> [Exercise prompt]
Repeat the material in full. Keep every line exactly as it is.

* * * *

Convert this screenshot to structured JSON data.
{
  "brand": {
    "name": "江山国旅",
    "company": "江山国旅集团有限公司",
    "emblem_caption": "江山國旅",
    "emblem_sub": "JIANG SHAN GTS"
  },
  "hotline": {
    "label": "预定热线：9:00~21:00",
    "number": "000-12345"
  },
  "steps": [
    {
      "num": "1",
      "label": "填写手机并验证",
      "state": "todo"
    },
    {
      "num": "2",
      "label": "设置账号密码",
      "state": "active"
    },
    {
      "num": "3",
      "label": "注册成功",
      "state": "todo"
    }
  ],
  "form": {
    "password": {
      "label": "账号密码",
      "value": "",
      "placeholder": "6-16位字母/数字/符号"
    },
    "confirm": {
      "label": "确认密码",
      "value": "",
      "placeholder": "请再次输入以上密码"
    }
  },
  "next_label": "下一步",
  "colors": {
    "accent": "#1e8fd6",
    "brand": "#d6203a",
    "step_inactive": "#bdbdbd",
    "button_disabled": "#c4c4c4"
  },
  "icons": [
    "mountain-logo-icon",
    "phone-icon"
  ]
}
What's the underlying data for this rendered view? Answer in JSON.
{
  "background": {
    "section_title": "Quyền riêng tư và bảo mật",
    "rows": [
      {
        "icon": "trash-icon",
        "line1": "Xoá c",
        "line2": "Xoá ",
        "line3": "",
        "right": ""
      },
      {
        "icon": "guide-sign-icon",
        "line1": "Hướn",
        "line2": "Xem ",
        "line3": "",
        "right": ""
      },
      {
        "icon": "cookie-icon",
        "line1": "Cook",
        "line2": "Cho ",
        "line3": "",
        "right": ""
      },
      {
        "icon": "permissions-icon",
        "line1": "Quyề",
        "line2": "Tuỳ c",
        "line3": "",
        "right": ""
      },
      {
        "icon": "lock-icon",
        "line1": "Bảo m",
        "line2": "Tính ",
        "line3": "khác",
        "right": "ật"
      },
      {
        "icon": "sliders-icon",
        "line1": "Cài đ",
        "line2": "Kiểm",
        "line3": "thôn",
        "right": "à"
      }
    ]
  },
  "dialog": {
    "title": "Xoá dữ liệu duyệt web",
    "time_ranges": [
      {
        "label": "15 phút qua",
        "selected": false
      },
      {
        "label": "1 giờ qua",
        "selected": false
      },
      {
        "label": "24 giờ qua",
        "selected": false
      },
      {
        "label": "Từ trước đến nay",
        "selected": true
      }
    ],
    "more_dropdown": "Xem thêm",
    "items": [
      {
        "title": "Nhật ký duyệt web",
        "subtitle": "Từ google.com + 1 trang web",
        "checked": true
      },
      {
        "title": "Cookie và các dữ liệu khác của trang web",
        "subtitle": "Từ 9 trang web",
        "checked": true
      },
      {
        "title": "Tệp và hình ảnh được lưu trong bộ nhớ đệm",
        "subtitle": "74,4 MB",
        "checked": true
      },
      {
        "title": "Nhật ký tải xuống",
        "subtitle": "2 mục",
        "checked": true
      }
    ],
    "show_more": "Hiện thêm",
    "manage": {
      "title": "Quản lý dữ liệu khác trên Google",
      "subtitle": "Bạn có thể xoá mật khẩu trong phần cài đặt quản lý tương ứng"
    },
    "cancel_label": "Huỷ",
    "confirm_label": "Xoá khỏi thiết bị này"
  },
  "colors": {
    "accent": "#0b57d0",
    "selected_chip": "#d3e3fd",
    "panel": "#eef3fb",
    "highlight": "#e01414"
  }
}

* * * *

> [Exercise output]
Convert this screenshot to structured JSON data.
{
  "brand": {
    "name": "江山国旅",
    "company": "江山国旅集团有限公司",
    "emblem_caption": "江山國旅",
    "emblem_sub": "JIANG SHAN GTS"
  },
  "hotline": {
    "label": "预定热线：9:00~21:00",
    "number": "000-12345"
  },
  "steps": [
    {
      "num": "1",
      "label": "填写手机并验证",
      "state": "todo"
    },
    {
      "num": "2",
      "label": "设置账号密码",
      "state": "active"
    },
    {
      "num": "3",
      "label": "注册成功",
      "state": "todo"
    }
  ],
  "form": {
    "password": {
      "label": "账号密码",
      "value": "",
      "placeholder": "6-16位字母/数字/符号"
    },
    "confirm": {
      "label": "确认密码",
      "value": "",
      "placeholder": "请再次输入以上密码"
    }
  },
  "next_label": "下一步",
  "colors": {
    "accent": "#1e8fd6",
    "brand": "#d6203a",
    "step_inactive": "#bdbdbd",
    "button_disabled": "#c4c4c4"
  },
  "icons": [
    "mountain-logo-icon",
    "phone-icon"
  ]
}
What's the underlying data for this rendered view? Answer in JSON.
{
  "background": {
    "section_title": "Quyền riêng tư và bảo mật",
    "rows": [
      {
        "icon": "trash-icon",
        "line1": "Xoá c",
        "line2": "Xoá ",
        "line3": "",
        "right": ""
      },
      {
        "icon": "guide-sign-icon",
        "line1": "Hướn",
        "line2": "Xem ",
        "line3": "",
        "right": ""
      },
      {
        "icon": "cookie-icon",
        "line1": "Cook",
        "line2": "Cho ",
        "line3": "",
        "right": ""
      },
      {
        "icon": "permissions-icon",
        "line1": "Quyề",
        "line2": "Tuỳ c",
        "line3": "",
        "right": ""
      },
      {
        "icon": "lock-icon",
        "line1": "Bảo m",
        "line2": "Tính ",
        "line3": "khác",
        "right": "ật"
      },
      {
        "icon": "sliders-icon",
        "line1": "Cài đ",
        "line2": "Kiểm",
        "line3": "thôn",
        "right": "à"
      }
    ]
  },
  "dialog": {
    "title": "Xoá dữ liệu duyệt web",
    "time_ranges": [
      {
        "label": "15 phút qua",
        "selected": false
      },
      {
        "label": "1 giờ qua",
        "selected": false
      },
      {
        "label": "24 giờ qua",
        "selected": false
      },
      {
        "label": "Từ trước đến nay",
        "selected": true
      }
    ],
    "more_dropdown": "Xem thêm",
    "items": [
      {
        "title": "Nhật ký duyệt web",
        "subtitle": "Từ google.com + 1 trang web",
        "checked": true
      },
      {
        "title": "Cookie và các dữ liệu khác của trang web",
        "subtitle": "Từ 9 trang web",
        "checked": true
      },
      {
        "title": "Tệp và hình ảnh được lưu trong bộ nhớ đệm",
        "subtitle": "74,4 MB",
        "checked": true
      },
      {
        "title": "Nhật ký tải xuống",
        "subtitle": "2 mục",
        "checked": true
      }
    ],
    "show_more": "Hiện thêm",
    "manage": {
      "title": "Quản lý dữ liệu khác trên Google",
      "subtitle": "Bạn có thể xoá mật khẩu trong phần cài đặt quản lý tương ứng"
    },
    "cancel_label": "Huỷ",
    "confirm_label": "Xoá khỏi thiết bị này"
  },
  "colors": {
    "accent": "#0b57d0",
    "selected_chip": "#d3e3fd",
    "panel": "#eef3fb",
    "highlight": "#e01414"
  }
}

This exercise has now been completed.